Output the entries below exactly as written, omitting pictures.

━━ Provided records ━━

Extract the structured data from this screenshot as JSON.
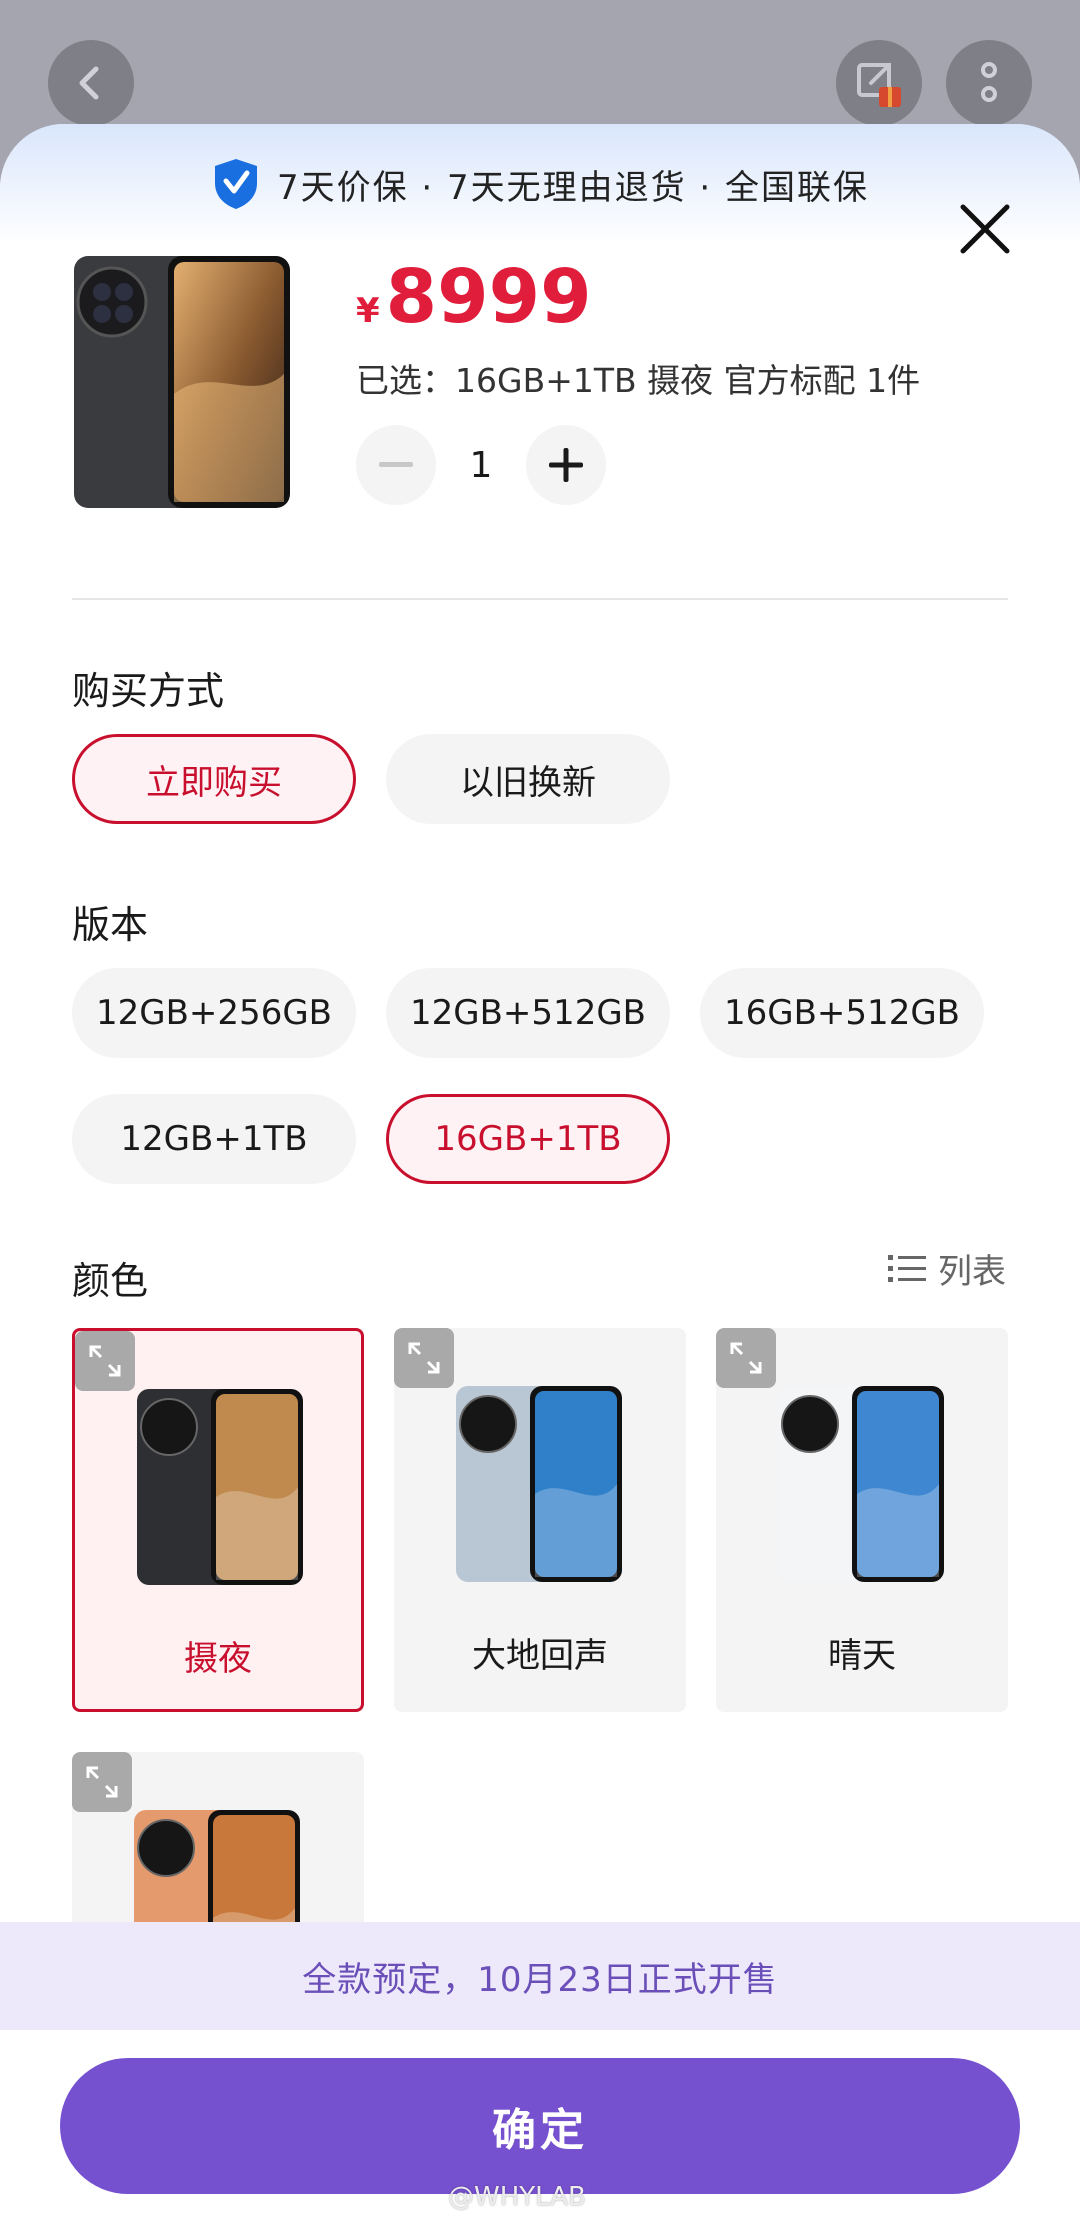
{
  "guarantee": {
    "text": "7天价保 · 7天无理由退货 · 全国联保"
  },
  "product": {
    "currency": "¥",
    "price": "8999",
    "selected_summary": "已选：16GB+1TB 摄夜 官方标配 1件",
    "quantity": "1"
  },
  "purchase": {
    "title": "购买方式",
    "options": [
      {
        "label": "立即购买",
        "selected": true
      },
      {
        "label": "以旧换新",
        "selected": false
      }
    ]
  },
  "version": {
    "title": "版本",
    "options": [
      {
        "label": "12GB+256GB",
        "selected": false
      },
      {
        "label": "12GB+512GB",
        "selected": false
      },
      {
        "label": "16GB+512GB",
        "selected": false
      },
      {
        "label": "12GB+1TB",
        "selected": false
      },
      {
        "label": "16GB+1TB",
        "selected": true
      }
    ]
  },
  "color": {
    "title": "颜色",
    "list_toggle": "列表",
    "options": [
      {
        "label": "摄夜",
        "selected": true,
        "body": "#2e2f33",
        "screen": "#c08a4e"
      },
      {
        "label": "大地回声",
        "selected": false,
        "body": "#b9c6d4",
        "screen": "#2f7fc9"
      },
      {
        "label": "晴天",
        "selected": false,
        "body": "#f4f5f7",
        "screen": "#3f87d0"
      },
      {
        "label": "",
        "selected": false,
        "body": "#e59a6e",
        "screen": "#c8783a"
      }
    ]
  },
  "presale_notice": "全款预定，10月23日正式开售",
  "confirm_label": "确定",
  "watermark": "@WHYLAB",
  "colors": {
    "accent_red": "#c8102e",
    "price_red": "#e01e3c",
    "purple": "#7651cf"
  }
}
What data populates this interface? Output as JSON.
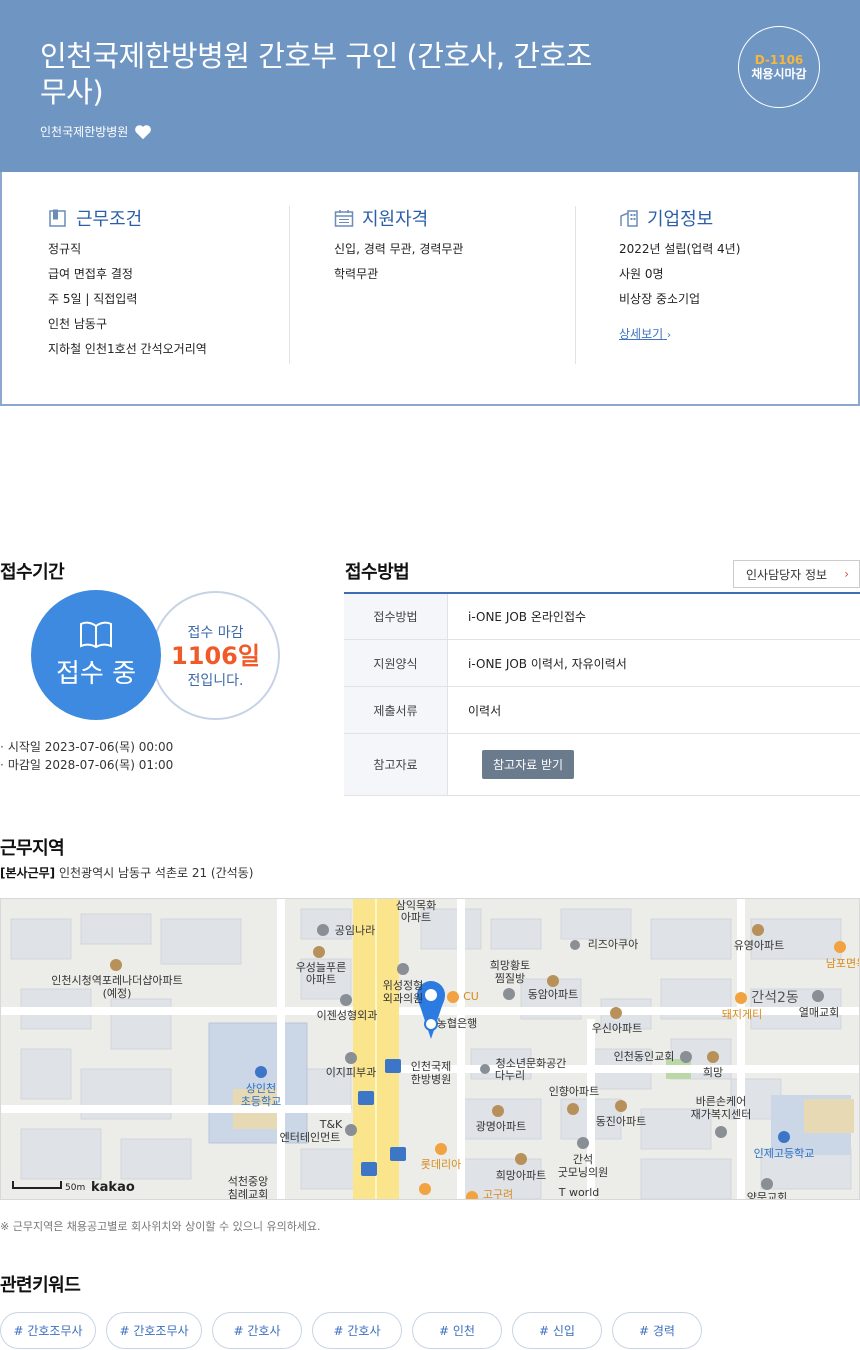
{
  "header": {
    "title": "인천국제한방병원 간호부 구인 (간호사, 간호조무사)",
    "company": "인천국제한방병원",
    "dday": "D-1106",
    "dday_status": "채용시마감"
  },
  "info": {
    "work": {
      "title": "근무조건",
      "lines": [
        "정규직",
        "급여 면접후 결정",
        "주 5일 | 직접입력",
        "인천 남동구",
        "지하철 인천1호선 간석오거리역"
      ]
    },
    "qualification": {
      "title": "지원자격",
      "lines": [
        "신입, 경력 무관, 경력무관",
        "학력무관"
      ]
    },
    "company": {
      "title": "기업정보",
      "lines": [
        "2022년 설립(업력 4년)",
        "사원 0명",
        "비상장 중소기업"
      ],
      "detail_link": "상세보기"
    }
  },
  "period": {
    "title": "접수기간",
    "status": "접수 중",
    "deadline_l1": "접수 마감",
    "deadline_days": "1106일",
    "deadline_l3": "전입니다.",
    "start": "시작일 2023-07-06(목) 00:00",
    "end": "마감일 2028-07-06(목) 01:00"
  },
  "method": {
    "title": "접수방법",
    "hr_button": "인사담당자 정보",
    "rows": [
      {
        "key": "접수방법",
        "value": "i-ONE JOB 온라인접수"
      },
      {
        "key": "지원양식",
        "value": "i-ONE JOB 이력서, 자유이력서"
      },
      {
        "key": "제출서류",
        "value": "이력서"
      },
      {
        "key": "참고자료",
        "button": "참고자료 받기"
      }
    ]
  },
  "area": {
    "title": "근무지역",
    "tag": "[본사근무]",
    "address": "인천광역시 남동구 석촌로 21 (간석동)",
    "note": "※ 근무지역은 채용공고별로 회사위치와 상이할 수 있으니 유의하세요.",
    "map": {
      "scale": "50m",
      "brand": "kakao",
      "marker_label": "인천국제\n한방병원",
      "labels": [
        "삼익목화\n아파트",
        "공임나라",
        "우성늘푸른\n아파트",
        "인천시청역포레나더샵아파트\n(예정)",
        "위성정형\n외과의원",
        "CU",
        "희망황토\n찜질방",
        "동암아파트",
        "리즈아쿠아",
        "유영아파트",
        "남포면옥",
        "간석2동",
        "돼지게티",
        "열매교회",
        "이젠성형외과",
        "농협은행",
        "우신아파트",
        "인천동인교회",
        "희망",
        "청소년문화공간\n다누리",
        "이지피부과",
        "상인천\n초등학교",
        "인향아파트",
        "T&K\n엔터테인먼트",
        "광명아파트",
        "동진아파트",
        "바른손케어\n재가복지센터",
        "롯데리아",
        "희망아파트",
        "간석\n굿모닝의원",
        "인제고등학교",
        "석천중앙\n침례교회",
        "고구려",
        "T world",
        "양문교회"
      ]
    }
  },
  "keywords": {
    "title": "관련키워드",
    "items": [
      "# 간호조무사",
      "# 간호조무사",
      "# 간호사",
      "# 간호사",
      "# 인천",
      "# 신입",
      "# 경력"
    ]
  }
}
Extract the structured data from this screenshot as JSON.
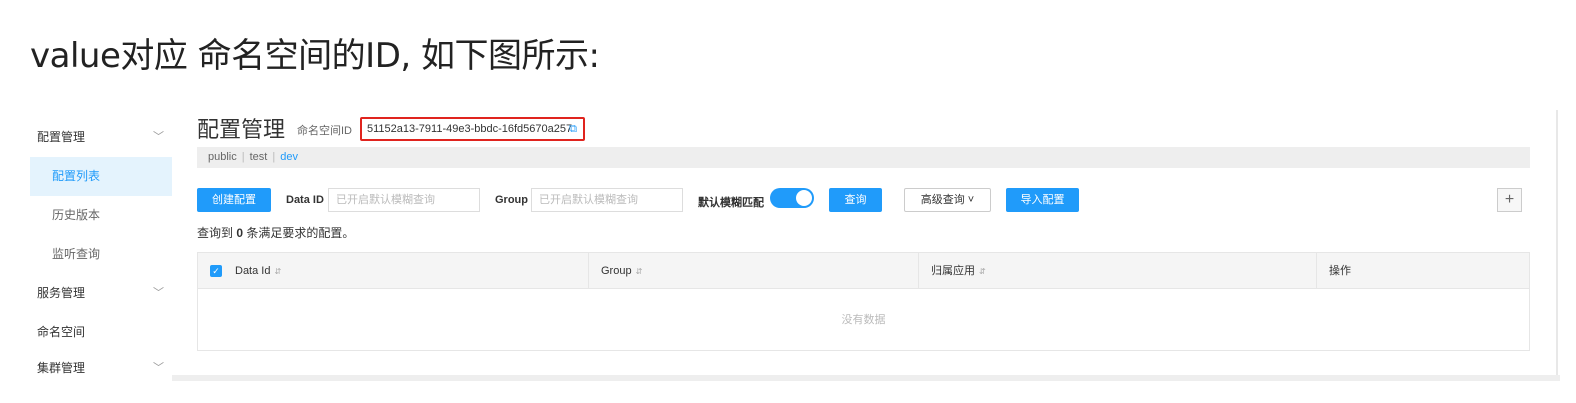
{
  "heading": "value对应 命名空间的ID, 如下图所示:",
  "sidebar": {
    "items": [
      {
        "label": "配置管理",
        "chevron": "﹀"
      },
      {
        "label": "配置列表"
      },
      {
        "label": "历史版本"
      },
      {
        "label": "监听查询"
      },
      {
        "label": "服务管理",
        "chevron": "﹀"
      },
      {
        "label": "命名空间"
      },
      {
        "label": "集群管理",
        "chevron": "﹀"
      }
    ]
  },
  "main": {
    "title": "配置管理",
    "namespace_label": "命名空间ID",
    "namespace_id": "51152a13-7911-49e3-bbdc-16fd5670a257",
    "tabs": [
      "public",
      "test",
      "dev"
    ],
    "tab_separator": "|",
    "toolbar": {
      "create_label": "创建配置",
      "dataid_label": "Data ID",
      "dataid_placeholder": "已开启默认模糊查询",
      "group_label": "Group",
      "group_placeholder": "已开启默认模糊查询",
      "fuzzy_label": "默认模糊匹配",
      "fuzzy_enabled": true,
      "query_label": "查询",
      "advanced_label": "高级查询 ˅",
      "import_label": "导入配置",
      "plus_label": "+"
    },
    "result": {
      "prefix": "查询到",
      "count": "0",
      "suffix": "条满足要求的配置。"
    },
    "table": {
      "columns": [
        "Data Id",
        "Group",
        "归属应用",
        "操作"
      ],
      "sort_glyph": "⇵",
      "empty_text": "没有数据"
    }
  },
  "colors": {
    "accent": "#209bfa",
    "highlight_border": "#e0241e"
  }
}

━━━

**Full solution:**
Extract the structured data from this screenshot as JSON.
{
  "guarantee": {
    "text": "7天价保 · 7天无理由退货 · 全国联保"
  },
  "product": {
    "currency": "¥",
    "price": "8999",
    "selected_summary": "已选：16GB+1TB 摄夜 官方标配 1件",
    "quantity": "1"
  },
  "purchase": {
    "title": "购买方式",
    "options": [
      {
        "label": "立即购买",
        "selected": true
      },
      {
        "label": "以旧换新",
        "selected": false
      }
    ]
  },
  "version": {
    "title": "版本",
    "options": [
      {
        "label": "12GB+256GB",
        "selected": false
      },
      {
        "label": "12GB+512GB",
        "selected": false
      },
      {
        "label": "16GB+512GB",
        "selected": false
      },
      {
        "label": "12GB+1TB",
        "selected": false
      },
      {
        "label": "16GB+1TB",
        "selected": true
      }
    ]
  },
  "color": {
    "title": "颜色",
    "list_toggle": "列表",
    "options": [
      {
        "label": "摄夜",
        "selected": true,
        "body": "#2e2f33",
        "screen": "#c08a4e"
      },
      {
        "label": "大地回声",
        "selected": false,
        "body": "#b9c6d4",
        "screen": "#2f7fc9"
      },
      {
        "label": "晴天",
        "selected": false,
        "body": "#f4f5f7",
        "screen": "#3f87d0"
      },
      {
        "label": "",
        "selected": false,
        "body": "#e59a6e",
        "screen": "#c8783a"
      }
    ]
  },
  "presale_notice": "全款预定，10月23日正式开售",
  "confirm_label": "确定",
  "watermark": "@WHYLAB",
  "colors": {
    "accent_red": "#c8102e",
    "price_red": "#e01e3c",
    "purple": "#7651cf"
  }
}
What data populates this interface? Output as JSON.
{
  "header": {
    "title": "인천국제한방병원 간호부 구인 (간호사, 간호조무사)",
    "company": "인천국제한방병원",
    "dday": "D-1106",
    "dday_status": "채용시마감"
  },
  "info": {
    "work": {
      "title": "근무조건",
      "lines": [
        "정규직",
        "급여 면접후 결정",
        "주 5일 | 직접입력",
        "인천 남동구",
        "지하철 인천1호선 간석오거리역"
      ]
    },
    "qualification": {
      "title": "지원자격",
      "lines": [
        "신입, 경력 무관, 경력무관",
        "학력무관"
      ]
    },
    "company": {
      "title": "기업정보",
      "lines": [
        "2022년 설립(업력 4년)",
        "사원 0명",
        "비상장 중소기업"
      ],
      "detail_link": "상세보기"
    }
  },
  "period": {
    "title": "접수기간",
    "status": "접수 중",
    "deadline_l1": "접수 마감",
    "deadline_days": "1106일",
    "deadline_l3": "전입니다.",
    "start": "시작일 2023-07-06(목) 00:00",
    "end": "마감일 2028-07-06(목) 01:00"
  },
  "method": {
    "title": "접수방법",
    "hr_button": "인사담당자 정보",
    "rows": [
      {
        "key": "접수방법",
        "value": "i-ONE JOB 온라인접수"
      },
      {
        "key": "지원양식",
        "value": "i-ONE JOB 이력서, 자유이력서"
      },
      {
        "key": "제출서류",
        "value": "이력서"
      },
      {
        "key": "참고자료",
        "button": "참고자료 받기"
      }
    ]
  },
  "area": {
    "title": "근무지역",
    "tag": "[본사근무]",
    "address": "인천광역시 남동구 석촌로 21 (간석동)",
    "note": "※ 근무지역은 채용공고별로 회사위치와 상이할 수 있으니 유의하세요.",
    "map": {
      "scale": "50m",
      "brand": "kakao",
      "marker_label": "인천국제\n한방병원",
      "labels": [
        "삼익목화\n아파트",
        "공임나라",
        "우성늘푸른\n아파트",
        "인천시청역포레나더샵아파트\n(예정)",
        "위성정형\n외과의원",
        "CU",
        "희망황토\n찜질방",
        "동암아파트",
        "리즈아쿠아",
        "유영아파트",
        "남포면옥",
        "간석2동",
        "돼지게티",
        "열매교회",
        "이젠성형외과",
        "농협은행",
        "우신아파트",
        "인천동인교회",
        "희망",
        "청소년문화공간\n다누리",
        "이지피부과",
        "상인천\n초등학교",
        "인향아파트",
        "T&K\n엔터테인먼트",
        "광명아파트",
        "동진아파트",
        "바른손케어\n재가복지센터",
        "롯데리아",
        "희망아파트",
        "간석\n굿모닝의원",
        "인제고등학교",
        "석천중앙\n침례교회",
        "고구려",
        "T world",
        "양문교회"
      ]
    }
  },
  "keywords": {
    "title": "관련키워드",
    "items": [
      "# 간호조무사",
      "# 간호조무사",
      "# 간호사",
      "# 간호사",
      "# 인천",
      "# 신입",
      "# 경력"
    ]
  }
}
Extract the structured data from this screenshot as JSON.
{
  "heading": "value对应 命名空间的ID, 如下图所示:",
  "sidebar": {
    "items": [
      {
        "label": "配置管理",
        "chevron": "﹀"
      },
      {
        "label": "配置列表"
      },
      {
        "label": "历史版本"
      },
      {
        "label": "监听查询"
      },
      {
        "label": "服务管理",
        "chevron": "﹀"
      },
      {
        "label": "命名空间"
      },
      {
        "label": "集群管理",
        "chevron": "﹀"
      }
    ]
  },
  "main": {
    "title": "配置管理",
    "namespace_label": "命名空间ID",
    "namespace_id": "51152a13-7911-49e3-bbdc-16fd5670a257",
    "tabs": [
      "public",
      "test",
      "dev"
    ],
    "tab_separator": "|",
    "toolbar": {
      "create_label": "创建配置",
      "dataid_label": "Data ID",
      "dataid_placeholder": "已开启默认模糊查询",
      "group_label": "Group",
      "group_placeholder": "已开启默认模糊查询",
      "fuzzy_label": "默认模糊匹配",
      "fuzzy_enabled": true,
      "query_label": "查询",
      "advanced_label": "高级查询 ˅",
      "import_label": "导入配置",
      "plus_label": "+"
    },
    "result": {
      "prefix": "查询到",
      "count": "0",
      "suffix": "条满足要求的配置。"
    },
    "table": {
      "columns": [
        "Data Id",
        "Group",
        "归属应用",
        "操作"
      ],
      "sort_glyph": "⇵",
      "empty_text": "没有数据"
    }
  },
  "colors": {
    "accent": "#209bfa",
    "highlight_border": "#e0241e"
  }
}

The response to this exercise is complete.